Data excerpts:
□ □ □ □ □

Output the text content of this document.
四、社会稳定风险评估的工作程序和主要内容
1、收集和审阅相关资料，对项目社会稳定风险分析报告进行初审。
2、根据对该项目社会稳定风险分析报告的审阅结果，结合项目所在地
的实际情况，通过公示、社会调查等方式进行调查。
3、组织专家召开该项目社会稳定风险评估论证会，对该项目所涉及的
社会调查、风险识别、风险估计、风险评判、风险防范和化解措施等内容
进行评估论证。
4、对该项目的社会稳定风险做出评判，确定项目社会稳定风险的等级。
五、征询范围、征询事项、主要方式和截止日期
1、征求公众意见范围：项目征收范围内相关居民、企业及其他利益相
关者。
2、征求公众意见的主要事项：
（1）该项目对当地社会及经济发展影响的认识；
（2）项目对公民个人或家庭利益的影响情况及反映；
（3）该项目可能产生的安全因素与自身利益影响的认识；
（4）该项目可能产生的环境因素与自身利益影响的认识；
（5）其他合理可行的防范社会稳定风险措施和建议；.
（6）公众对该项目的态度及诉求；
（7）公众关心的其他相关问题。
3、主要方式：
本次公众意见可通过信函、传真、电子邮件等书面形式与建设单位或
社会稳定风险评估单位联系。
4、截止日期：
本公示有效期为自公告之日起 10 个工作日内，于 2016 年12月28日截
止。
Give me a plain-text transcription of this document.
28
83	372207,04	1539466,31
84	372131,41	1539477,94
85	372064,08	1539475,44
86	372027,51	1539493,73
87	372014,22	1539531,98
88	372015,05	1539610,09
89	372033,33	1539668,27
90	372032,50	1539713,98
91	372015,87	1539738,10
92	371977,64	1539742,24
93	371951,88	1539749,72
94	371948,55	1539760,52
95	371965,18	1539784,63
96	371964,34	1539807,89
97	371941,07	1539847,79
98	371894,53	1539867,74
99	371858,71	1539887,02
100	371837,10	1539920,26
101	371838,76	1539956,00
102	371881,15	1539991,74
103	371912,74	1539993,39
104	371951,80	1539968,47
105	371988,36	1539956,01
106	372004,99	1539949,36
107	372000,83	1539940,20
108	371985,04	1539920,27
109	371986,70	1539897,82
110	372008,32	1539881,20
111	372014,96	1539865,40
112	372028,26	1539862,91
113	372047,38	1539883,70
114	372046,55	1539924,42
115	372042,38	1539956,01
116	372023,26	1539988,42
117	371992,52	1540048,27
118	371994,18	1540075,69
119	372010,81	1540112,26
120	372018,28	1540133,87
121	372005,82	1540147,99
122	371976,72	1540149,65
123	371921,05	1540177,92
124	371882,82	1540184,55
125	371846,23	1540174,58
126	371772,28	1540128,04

□ □ □ □ □

**WHAT IS ASKED:** For this exercise, gather every line of the data that contains the word "document".

**TASK RESULT:**
Output the text content of this document.
Give me a plain-text transcription of this document.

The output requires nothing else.